(Data entries)
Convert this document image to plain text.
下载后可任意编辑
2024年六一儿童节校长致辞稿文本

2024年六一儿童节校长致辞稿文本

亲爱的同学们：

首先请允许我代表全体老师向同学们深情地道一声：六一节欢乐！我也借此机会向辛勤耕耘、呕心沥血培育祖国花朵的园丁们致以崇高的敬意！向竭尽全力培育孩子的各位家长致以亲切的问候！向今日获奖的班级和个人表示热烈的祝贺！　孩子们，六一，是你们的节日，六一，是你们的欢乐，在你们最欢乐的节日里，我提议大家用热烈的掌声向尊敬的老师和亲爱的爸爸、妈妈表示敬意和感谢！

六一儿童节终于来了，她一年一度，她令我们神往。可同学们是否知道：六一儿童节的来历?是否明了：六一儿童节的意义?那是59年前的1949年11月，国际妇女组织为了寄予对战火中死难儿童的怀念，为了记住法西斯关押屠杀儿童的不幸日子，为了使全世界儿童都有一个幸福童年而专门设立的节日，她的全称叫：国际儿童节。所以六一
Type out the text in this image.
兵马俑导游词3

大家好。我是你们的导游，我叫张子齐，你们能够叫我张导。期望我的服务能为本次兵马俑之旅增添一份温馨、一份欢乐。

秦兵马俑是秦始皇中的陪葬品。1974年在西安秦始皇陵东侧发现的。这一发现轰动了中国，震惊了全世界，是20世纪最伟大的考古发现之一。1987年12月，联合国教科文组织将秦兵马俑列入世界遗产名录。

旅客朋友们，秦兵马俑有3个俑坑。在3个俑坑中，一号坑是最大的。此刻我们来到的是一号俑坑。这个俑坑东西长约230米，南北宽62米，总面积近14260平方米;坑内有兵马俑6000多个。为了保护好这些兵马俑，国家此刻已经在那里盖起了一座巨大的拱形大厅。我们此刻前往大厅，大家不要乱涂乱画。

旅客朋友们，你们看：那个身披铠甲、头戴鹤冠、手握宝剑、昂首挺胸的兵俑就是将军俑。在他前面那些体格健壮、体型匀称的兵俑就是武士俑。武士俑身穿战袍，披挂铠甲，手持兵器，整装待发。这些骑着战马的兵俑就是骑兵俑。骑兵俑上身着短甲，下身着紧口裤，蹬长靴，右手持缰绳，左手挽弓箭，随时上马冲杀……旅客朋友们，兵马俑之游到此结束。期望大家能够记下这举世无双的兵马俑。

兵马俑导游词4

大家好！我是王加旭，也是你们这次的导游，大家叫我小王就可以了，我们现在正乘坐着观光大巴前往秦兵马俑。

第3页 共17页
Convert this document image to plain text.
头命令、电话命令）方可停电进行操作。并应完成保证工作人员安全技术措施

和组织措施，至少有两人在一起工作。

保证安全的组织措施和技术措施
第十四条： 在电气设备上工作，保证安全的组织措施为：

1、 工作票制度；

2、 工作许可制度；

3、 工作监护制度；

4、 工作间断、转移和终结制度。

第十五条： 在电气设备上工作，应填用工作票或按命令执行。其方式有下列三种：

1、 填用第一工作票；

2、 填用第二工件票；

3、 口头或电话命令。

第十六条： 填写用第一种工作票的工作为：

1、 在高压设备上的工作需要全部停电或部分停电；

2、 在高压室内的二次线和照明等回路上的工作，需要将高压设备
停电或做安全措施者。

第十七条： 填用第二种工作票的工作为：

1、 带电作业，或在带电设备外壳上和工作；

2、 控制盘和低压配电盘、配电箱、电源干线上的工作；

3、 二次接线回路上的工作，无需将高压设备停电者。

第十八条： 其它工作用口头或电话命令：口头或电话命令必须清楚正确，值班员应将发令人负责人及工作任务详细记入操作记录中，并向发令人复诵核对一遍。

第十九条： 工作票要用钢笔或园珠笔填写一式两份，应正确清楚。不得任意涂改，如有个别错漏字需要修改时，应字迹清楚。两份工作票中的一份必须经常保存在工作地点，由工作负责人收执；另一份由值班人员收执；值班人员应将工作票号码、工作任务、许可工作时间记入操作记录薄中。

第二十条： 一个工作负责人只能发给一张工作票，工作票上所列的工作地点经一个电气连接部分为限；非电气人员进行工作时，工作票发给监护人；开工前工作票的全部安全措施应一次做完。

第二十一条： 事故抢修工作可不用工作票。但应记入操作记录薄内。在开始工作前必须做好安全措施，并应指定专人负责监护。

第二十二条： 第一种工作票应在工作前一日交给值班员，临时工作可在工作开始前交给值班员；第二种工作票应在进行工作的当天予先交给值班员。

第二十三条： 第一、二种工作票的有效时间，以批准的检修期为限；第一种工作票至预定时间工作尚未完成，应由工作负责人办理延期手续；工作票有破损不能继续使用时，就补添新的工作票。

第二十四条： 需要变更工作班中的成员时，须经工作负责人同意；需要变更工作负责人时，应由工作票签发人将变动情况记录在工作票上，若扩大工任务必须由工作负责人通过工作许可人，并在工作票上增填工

_Instruction:_ Copy out each line in the preceding records that contains "在电气设备上工作".

_Answer to the problem:_
第十四条： 在电气设备上工作，保证安全的组织措施为：
第十五条： 在电气设备上工作，应填用工作票或按命令执行。其方式有下列三种：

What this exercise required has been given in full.